STATED EXERCISE - Each line containing the word "为中华崛起而读书" should be found and copied.
+++ TASK DATA +++
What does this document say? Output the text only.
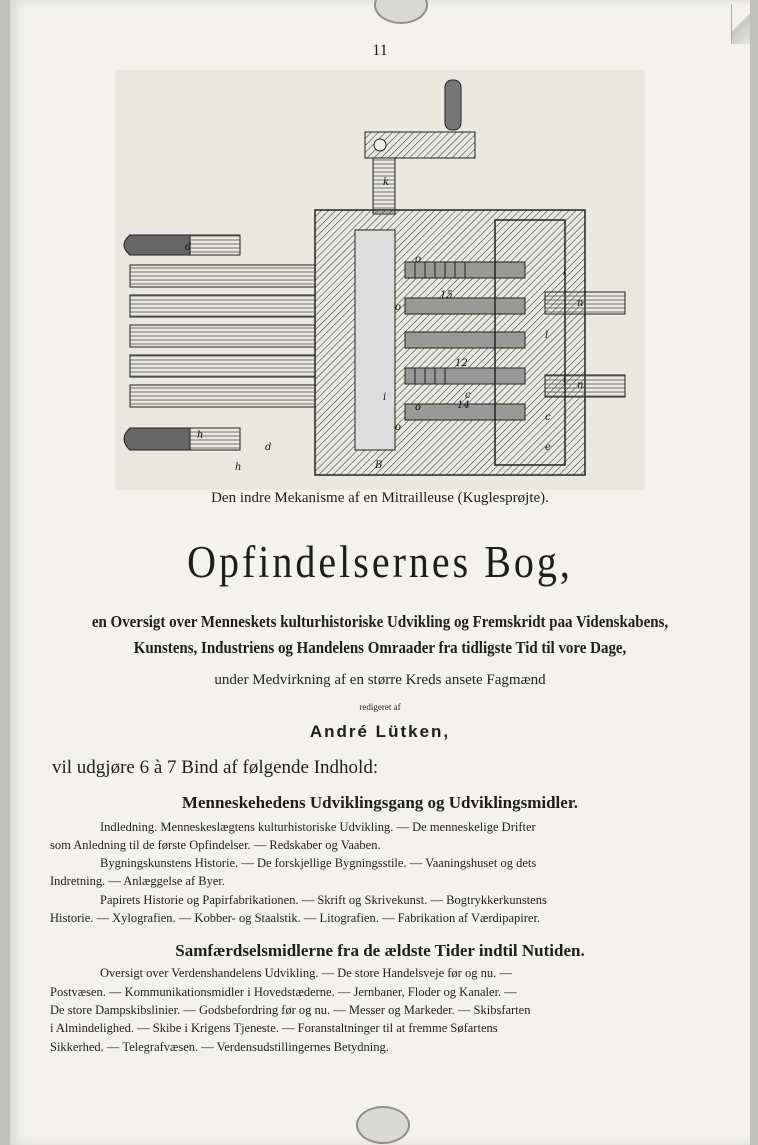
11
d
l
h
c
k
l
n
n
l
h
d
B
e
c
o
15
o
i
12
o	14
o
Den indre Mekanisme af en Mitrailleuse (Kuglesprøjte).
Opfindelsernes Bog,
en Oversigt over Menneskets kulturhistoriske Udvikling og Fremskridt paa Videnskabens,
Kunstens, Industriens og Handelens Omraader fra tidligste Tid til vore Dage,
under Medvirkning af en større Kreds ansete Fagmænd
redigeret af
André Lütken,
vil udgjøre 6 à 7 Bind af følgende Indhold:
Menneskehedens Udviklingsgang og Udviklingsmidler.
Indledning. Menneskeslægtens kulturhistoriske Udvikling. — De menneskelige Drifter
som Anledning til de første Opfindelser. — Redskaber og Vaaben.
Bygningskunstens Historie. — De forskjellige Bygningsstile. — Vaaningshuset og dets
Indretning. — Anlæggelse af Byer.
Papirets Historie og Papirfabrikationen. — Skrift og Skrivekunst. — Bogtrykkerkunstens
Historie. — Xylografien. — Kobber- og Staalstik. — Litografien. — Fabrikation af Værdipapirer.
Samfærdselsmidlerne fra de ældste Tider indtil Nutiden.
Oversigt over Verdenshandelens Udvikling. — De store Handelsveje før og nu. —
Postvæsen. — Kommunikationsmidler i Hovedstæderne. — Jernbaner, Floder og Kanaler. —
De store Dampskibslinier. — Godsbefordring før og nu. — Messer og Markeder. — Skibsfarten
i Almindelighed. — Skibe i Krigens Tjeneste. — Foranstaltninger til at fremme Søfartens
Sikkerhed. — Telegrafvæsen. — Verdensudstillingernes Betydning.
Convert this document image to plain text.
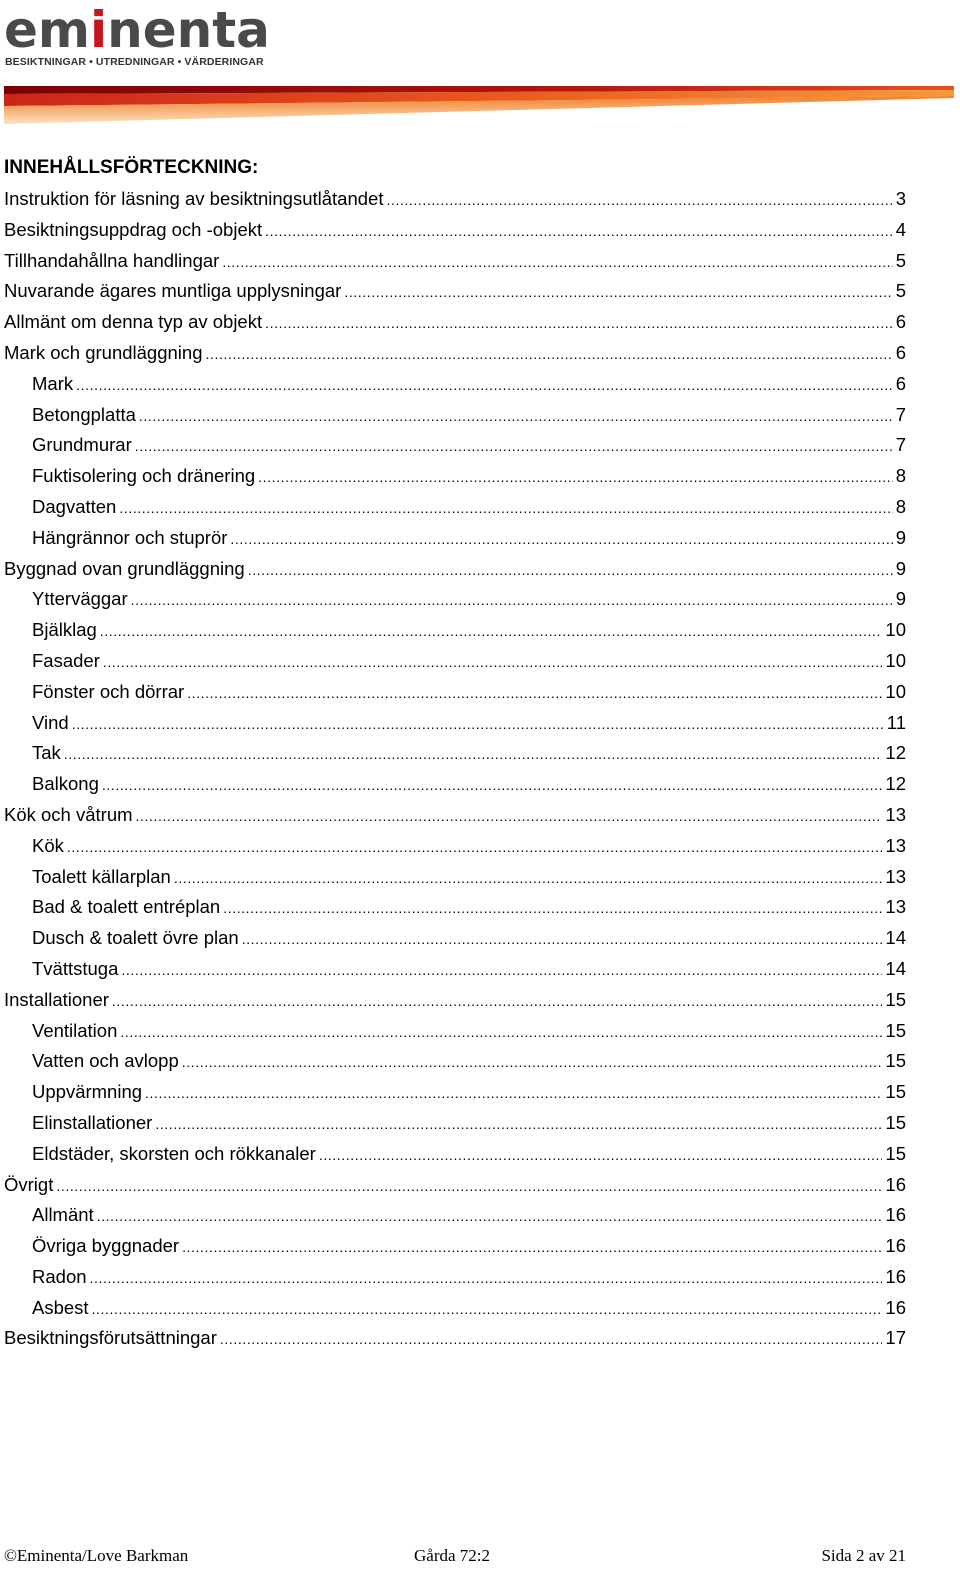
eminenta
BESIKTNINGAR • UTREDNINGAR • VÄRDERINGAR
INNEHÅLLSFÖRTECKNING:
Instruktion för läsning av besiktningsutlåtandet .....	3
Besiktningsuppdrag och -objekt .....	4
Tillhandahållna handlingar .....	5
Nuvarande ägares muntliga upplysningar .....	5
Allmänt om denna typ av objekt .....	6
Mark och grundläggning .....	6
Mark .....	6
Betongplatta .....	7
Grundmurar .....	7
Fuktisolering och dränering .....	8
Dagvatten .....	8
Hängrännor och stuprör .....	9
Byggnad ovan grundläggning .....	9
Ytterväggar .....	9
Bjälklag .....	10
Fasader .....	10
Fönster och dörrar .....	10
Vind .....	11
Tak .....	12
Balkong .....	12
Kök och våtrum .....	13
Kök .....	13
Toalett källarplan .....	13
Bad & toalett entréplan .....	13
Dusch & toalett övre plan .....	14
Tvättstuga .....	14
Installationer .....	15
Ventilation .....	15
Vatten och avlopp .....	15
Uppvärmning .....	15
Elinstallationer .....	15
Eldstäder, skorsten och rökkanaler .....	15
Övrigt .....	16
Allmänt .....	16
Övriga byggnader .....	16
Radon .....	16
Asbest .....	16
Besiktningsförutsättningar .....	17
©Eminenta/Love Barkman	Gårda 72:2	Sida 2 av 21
+++
+++ TASK DATA +++
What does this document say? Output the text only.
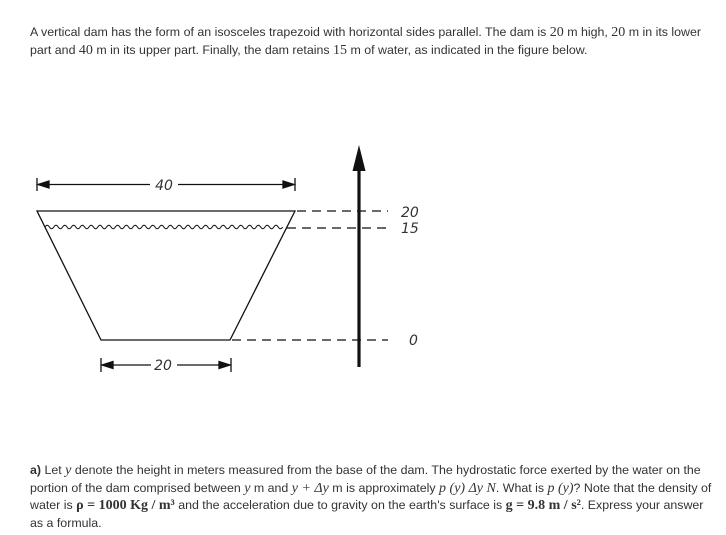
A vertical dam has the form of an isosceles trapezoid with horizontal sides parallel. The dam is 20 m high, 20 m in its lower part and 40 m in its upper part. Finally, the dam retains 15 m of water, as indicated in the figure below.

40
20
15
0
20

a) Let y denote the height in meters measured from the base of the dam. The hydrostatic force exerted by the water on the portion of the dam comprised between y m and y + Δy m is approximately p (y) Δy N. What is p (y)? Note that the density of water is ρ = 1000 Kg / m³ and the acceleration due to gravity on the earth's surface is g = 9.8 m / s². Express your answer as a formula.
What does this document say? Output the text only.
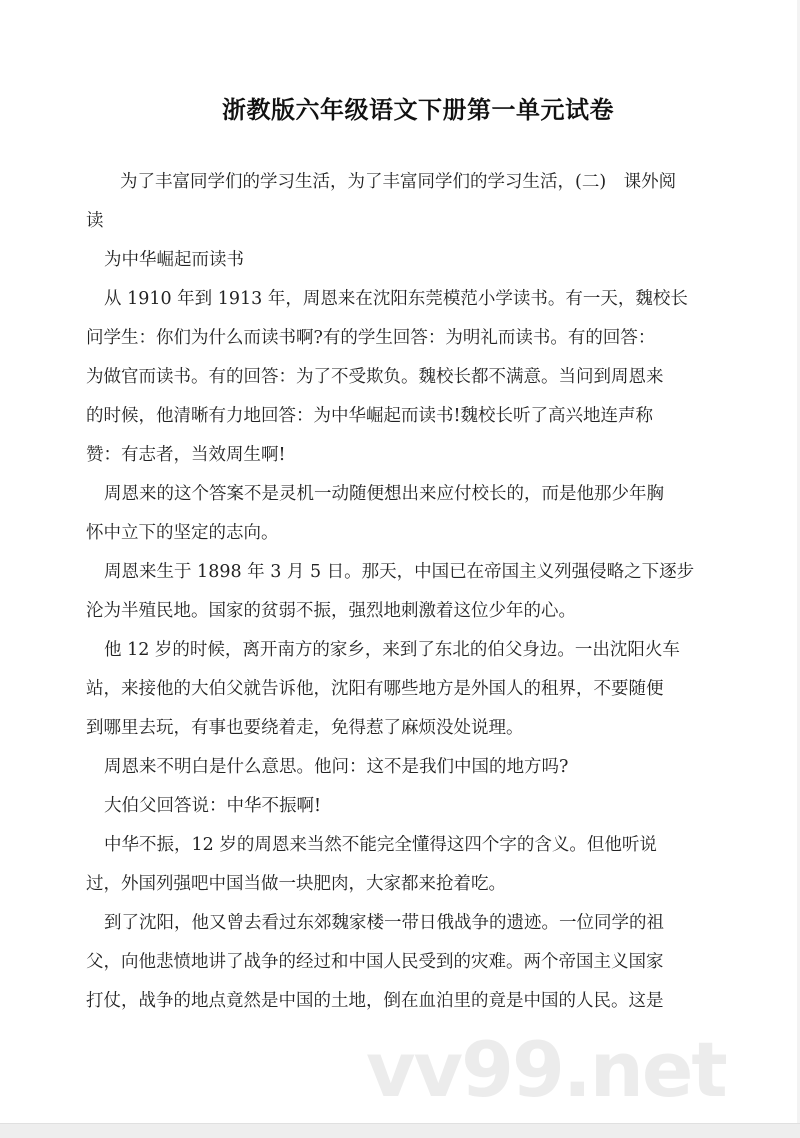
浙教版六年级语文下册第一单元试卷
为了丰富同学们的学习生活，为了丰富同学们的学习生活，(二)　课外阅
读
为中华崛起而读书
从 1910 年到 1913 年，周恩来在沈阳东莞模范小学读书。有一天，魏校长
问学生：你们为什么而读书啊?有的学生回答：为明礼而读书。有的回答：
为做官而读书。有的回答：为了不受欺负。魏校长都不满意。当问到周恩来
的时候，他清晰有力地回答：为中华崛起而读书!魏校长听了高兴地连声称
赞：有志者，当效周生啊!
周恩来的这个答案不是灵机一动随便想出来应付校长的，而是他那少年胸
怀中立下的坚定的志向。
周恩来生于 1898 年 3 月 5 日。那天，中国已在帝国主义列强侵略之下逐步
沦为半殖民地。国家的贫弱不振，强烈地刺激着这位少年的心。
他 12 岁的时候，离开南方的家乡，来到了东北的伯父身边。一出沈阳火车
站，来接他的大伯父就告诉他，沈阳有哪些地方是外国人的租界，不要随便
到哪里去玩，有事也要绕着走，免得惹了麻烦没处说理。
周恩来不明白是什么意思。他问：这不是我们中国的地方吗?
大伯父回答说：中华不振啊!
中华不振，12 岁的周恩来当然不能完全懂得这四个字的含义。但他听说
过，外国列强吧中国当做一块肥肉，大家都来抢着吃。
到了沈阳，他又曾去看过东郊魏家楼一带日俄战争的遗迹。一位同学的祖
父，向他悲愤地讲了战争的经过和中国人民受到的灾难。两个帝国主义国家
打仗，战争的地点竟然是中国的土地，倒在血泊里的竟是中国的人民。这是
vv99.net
+++
FINISHED TASK -
为中华崛起而读书
的时候，他清晰有力地回答：为中华崛起而读书!魏校长听了高兴地连声称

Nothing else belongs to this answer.